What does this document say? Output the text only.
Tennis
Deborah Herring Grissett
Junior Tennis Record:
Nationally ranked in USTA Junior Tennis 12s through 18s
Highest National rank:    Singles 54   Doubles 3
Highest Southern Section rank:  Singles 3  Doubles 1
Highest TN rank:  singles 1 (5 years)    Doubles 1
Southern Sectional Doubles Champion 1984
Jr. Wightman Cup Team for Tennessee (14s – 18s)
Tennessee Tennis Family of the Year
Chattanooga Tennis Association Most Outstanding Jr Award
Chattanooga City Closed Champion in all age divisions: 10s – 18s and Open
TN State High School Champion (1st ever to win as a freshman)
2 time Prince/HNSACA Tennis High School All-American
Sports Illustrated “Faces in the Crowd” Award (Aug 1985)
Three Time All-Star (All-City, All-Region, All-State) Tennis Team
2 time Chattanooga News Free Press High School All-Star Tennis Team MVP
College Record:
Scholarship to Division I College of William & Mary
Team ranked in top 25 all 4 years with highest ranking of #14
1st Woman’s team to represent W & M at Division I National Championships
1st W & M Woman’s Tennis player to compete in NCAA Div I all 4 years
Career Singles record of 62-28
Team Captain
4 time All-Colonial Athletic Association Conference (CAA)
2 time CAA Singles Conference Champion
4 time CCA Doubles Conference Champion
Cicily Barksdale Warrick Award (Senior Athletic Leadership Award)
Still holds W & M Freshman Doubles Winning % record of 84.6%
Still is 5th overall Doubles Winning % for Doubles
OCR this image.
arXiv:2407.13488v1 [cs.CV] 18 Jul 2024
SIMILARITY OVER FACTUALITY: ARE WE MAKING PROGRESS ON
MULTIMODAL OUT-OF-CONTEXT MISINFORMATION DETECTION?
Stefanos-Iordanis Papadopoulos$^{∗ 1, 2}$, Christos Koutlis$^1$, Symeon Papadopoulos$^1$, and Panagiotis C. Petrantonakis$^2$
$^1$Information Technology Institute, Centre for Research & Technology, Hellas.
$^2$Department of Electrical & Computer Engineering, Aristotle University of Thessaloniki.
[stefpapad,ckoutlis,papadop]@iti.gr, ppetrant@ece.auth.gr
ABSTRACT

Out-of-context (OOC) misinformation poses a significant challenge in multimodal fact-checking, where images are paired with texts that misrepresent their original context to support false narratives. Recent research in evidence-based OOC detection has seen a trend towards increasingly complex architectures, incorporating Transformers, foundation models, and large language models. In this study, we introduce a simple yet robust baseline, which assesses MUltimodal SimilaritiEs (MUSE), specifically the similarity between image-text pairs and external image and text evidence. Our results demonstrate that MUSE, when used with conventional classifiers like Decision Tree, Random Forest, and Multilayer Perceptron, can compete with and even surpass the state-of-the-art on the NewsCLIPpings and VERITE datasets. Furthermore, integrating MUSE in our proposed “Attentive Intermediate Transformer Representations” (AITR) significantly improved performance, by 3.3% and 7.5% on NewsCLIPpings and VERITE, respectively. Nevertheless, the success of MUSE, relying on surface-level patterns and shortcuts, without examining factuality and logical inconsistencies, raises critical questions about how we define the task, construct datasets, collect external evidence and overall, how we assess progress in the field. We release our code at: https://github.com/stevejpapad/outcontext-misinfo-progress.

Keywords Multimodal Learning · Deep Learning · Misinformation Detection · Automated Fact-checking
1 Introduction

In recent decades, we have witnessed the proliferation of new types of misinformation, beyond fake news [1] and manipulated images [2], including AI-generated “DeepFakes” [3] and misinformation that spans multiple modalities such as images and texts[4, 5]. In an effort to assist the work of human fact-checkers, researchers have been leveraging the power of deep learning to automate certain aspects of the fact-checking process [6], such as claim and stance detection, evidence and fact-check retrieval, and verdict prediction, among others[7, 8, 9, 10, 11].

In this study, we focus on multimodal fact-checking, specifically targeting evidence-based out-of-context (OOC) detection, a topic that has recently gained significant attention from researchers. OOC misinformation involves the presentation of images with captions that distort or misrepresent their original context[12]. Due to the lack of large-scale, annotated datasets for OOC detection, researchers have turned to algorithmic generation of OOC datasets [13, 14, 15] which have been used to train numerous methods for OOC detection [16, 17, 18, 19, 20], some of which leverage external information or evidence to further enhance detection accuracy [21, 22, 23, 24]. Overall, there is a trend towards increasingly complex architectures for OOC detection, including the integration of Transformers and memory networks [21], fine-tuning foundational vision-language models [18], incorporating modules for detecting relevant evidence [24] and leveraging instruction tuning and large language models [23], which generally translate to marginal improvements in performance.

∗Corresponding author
—————
AIM OF THE EXERCISE -
Identify each line in the records above containing the word "Star"; copy those lines.

CORRECT RESULT -
Three Time All-Star (All-City, All-Region, All-State) Tennis Team
2 time Chattanooga News Free Press High School All-Star Tennis Team MVP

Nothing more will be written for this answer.